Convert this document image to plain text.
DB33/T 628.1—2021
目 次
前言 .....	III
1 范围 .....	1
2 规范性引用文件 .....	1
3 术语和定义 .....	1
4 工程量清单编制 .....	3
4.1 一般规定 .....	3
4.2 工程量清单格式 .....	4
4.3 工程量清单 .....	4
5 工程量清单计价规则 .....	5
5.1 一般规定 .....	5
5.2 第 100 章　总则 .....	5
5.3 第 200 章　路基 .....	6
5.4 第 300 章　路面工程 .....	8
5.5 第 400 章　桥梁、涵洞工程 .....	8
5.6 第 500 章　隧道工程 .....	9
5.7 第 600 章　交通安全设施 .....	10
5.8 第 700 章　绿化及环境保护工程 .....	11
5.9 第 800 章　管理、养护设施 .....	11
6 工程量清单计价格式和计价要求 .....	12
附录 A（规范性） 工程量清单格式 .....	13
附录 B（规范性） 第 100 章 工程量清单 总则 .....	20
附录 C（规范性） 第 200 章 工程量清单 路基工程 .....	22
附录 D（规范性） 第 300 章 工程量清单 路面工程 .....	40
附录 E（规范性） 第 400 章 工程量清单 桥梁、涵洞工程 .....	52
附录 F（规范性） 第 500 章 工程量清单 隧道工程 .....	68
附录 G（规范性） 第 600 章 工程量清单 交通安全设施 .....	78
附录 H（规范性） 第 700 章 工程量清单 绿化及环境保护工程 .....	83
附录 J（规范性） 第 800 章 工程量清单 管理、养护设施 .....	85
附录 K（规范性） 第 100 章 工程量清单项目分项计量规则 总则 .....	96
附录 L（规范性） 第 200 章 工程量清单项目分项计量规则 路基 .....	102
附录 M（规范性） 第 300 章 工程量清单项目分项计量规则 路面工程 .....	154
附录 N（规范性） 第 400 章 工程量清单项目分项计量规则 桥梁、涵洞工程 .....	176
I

-*-

**AIM OF THE TASK**
Select all lines in the listing that include the word "养护设施".

**RESPONSE**
5.9 第 800 章　管理、养护设施 .....	11
附录 J（规范性） 第 800 章 工程量清单 管理、养护设施 .....	85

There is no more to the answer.